* [Directive]: From the listing below, extract every line in which the word "amount" appears.

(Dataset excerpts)
'''

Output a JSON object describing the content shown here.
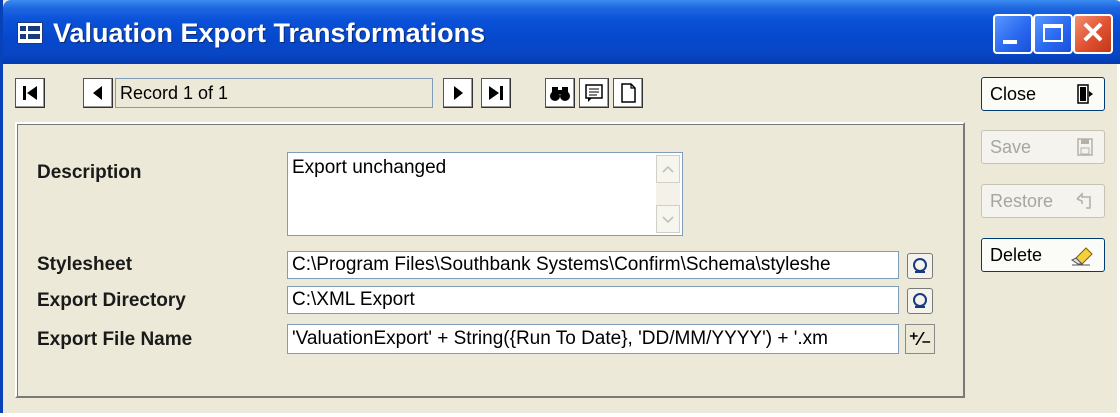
{
  "window": {
    "title": "Valuation Export Transformations"
  },
  "icons": {
    "app": "form-icon",
    "first": "first-record-icon",
    "prev": "previous-record-icon",
    "next": "next-record-icon",
    "last": "last-record-icon",
    "find": "binoculars-icon",
    "notes": "notes-icon",
    "new": "new-document-icon",
    "close": "exit-door-icon",
    "save": "save-icon",
    "restore": "undo-arrow-icon",
    "delete": "eraser-icon",
    "lookup": "lookup-icon"
  },
  "toolbar": {
    "record_status": "Record 1 of 1"
  },
  "form": {
    "description": {
      "label": "Description",
      "value": "Export unchanged"
    },
    "stylesheet": {
      "label": "Stylesheet",
      "value": "C:\\Program Files\\Southbank Systems\\Confirm\\Schema\\styleshe"
    },
    "export_directory": {
      "label": "Export Directory",
      "value": "C:\\XML Export"
    },
    "export_file_name": {
      "label": "Export File Name",
      "value": "'ValuationExport' + String({Run To Date}, 'DD/MM/YYYY') + '.xm",
      "expr_button": "⁺⁄₋"
    }
  },
  "actions": {
    "close": "Close",
    "save": "Save",
    "restore": "Restore",
    "delete": "Delete"
  },
  "colors": {
    "titlebar": "#0a52d8",
    "window_bg": "#ece9d8",
    "close_button": "#e05030",
    "disabled_text": "#a6a6a0"
  }
}
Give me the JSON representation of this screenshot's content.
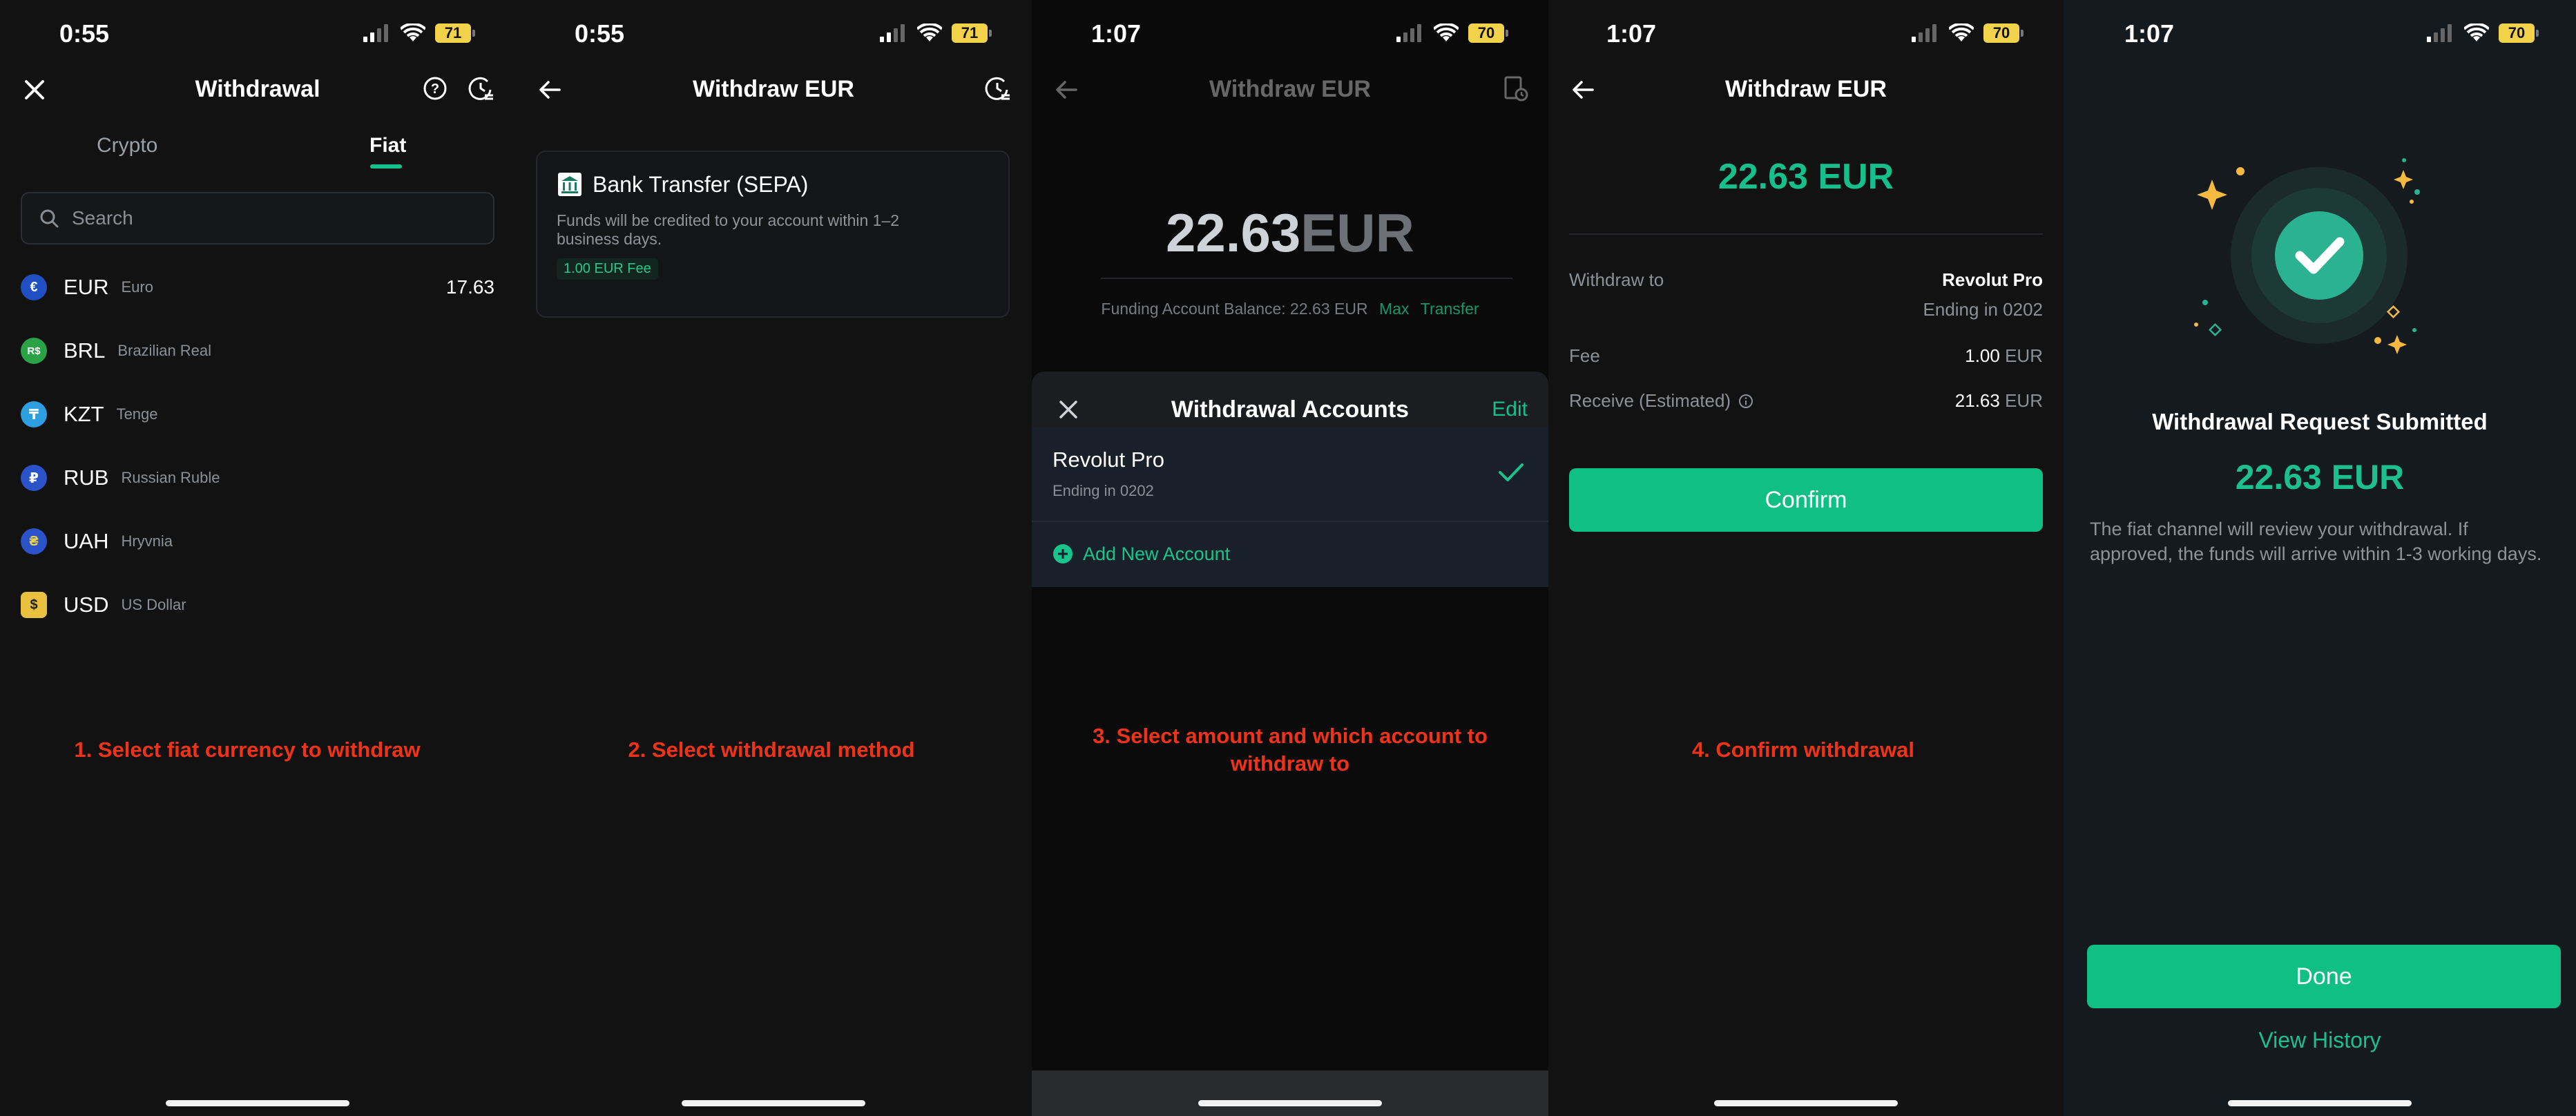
{
  "colors": {
    "accent": "#0fbf84",
    "caption": "#ef3318",
    "battery": "#f2d24a"
  },
  "screens": [
    {
      "status": {
        "time": "0:55",
        "battery": "71"
      },
      "nav": {
        "title": "Withdrawal"
      },
      "tabs": [
        {
          "label": "Crypto"
        },
        {
          "label": "Fiat"
        }
      ],
      "search": {
        "placeholder": "Search"
      },
      "currencies": [
        {
          "code": "EUR",
          "name": "Euro",
          "balance": "17.63",
          "symbol": "€",
          "color": "#1f4fc2"
        },
        {
          "code": "BRL",
          "name": "Brazilian Real",
          "balance": "",
          "symbol": "R$",
          "color": "#2aa346"
        },
        {
          "code": "KZT",
          "name": "Tenge",
          "balance": "",
          "symbol": "₸",
          "color": "#2d9fe0"
        },
        {
          "code": "RUB",
          "name": "Russian Ruble",
          "balance": "",
          "symbol": "₽",
          "color": "#2a53c9"
        },
        {
          "code": "UAH",
          "name": "Hryvnia",
          "balance": "",
          "symbol": "₴",
          "color": "#2a53c9"
        },
        {
          "code": "USD",
          "name": "US Dollar",
          "balance": "",
          "symbol": "$",
          "color": "#e9c13f"
        }
      ],
      "caption": "1. Select fiat currency to withdraw"
    },
    {
      "status": {
        "time": "0:55",
        "battery": "71"
      },
      "nav": {
        "title": "Withdraw EUR"
      },
      "method": {
        "title": "Bank Transfer (SEPA)",
        "description": "Funds will be credited to your account within 1–2 business days.",
        "fee": "1.00 EUR Fee"
      },
      "caption": "2. Select withdrawal method"
    },
    {
      "status": {
        "time": "1:07",
        "battery": "70"
      },
      "nav": {
        "title": "Withdraw EUR"
      },
      "amount": {
        "value": "22.63",
        "unit": "EUR"
      },
      "balance": {
        "text": "Funding Account Balance: 22.63 EUR",
        "max": "Max",
        "transfer": "Transfer"
      },
      "sheet": {
        "title": "Withdrawal Accounts",
        "edit": "Edit",
        "account": {
          "name": "Revolut Pro",
          "ending": "Ending in 0202"
        },
        "add": "Add New Account"
      },
      "caption_line1": "3. Select amount and which account to",
      "caption_line2": "withdraw to"
    },
    {
      "status": {
        "time": "1:07",
        "battery": "70"
      },
      "nav": {
        "title": "Withdraw EUR"
      },
      "amount": "22.63 EUR",
      "withdraw_to": {
        "label": "Withdraw to",
        "name": "Revolut Pro",
        "ending": "Ending in 0202"
      },
      "fee": {
        "label": "Fee",
        "value": "1.00",
        "unit": "EUR"
      },
      "receive": {
        "label": "Receive (Estimated)",
        "value": "21.63",
        "unit": "EUR"
      },
      "confirm": "Confirm",
      "caption": "4. Confirm withdrawal"
    },
    {
      "status": {
        "time": "1:07",
        "battery": "70"
      },
      "title": "Withdrawal Request Submitted",
      "amount": "22.63 EUR",
      "description": "The fiat channel will review your withdrawal. If approved, the funds will arrive within 1-3 working days.",
      "done": "Done",
      "view_history": "View History"
    }
  ]
}
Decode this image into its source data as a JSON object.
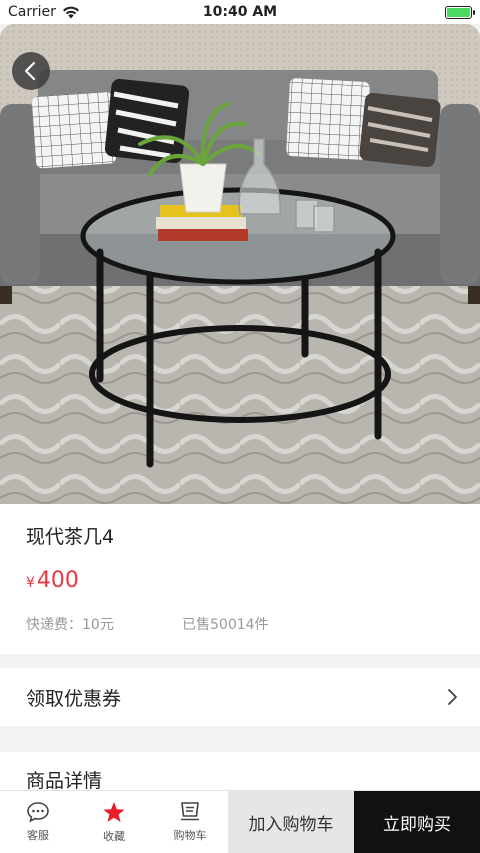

'''

* [Answer to this exercise]:
      "amount": {
      "caption_line1": "3. Select amount and which account to",
      "amount": "22.63 EUR",
      "amount": "22.63 EUR",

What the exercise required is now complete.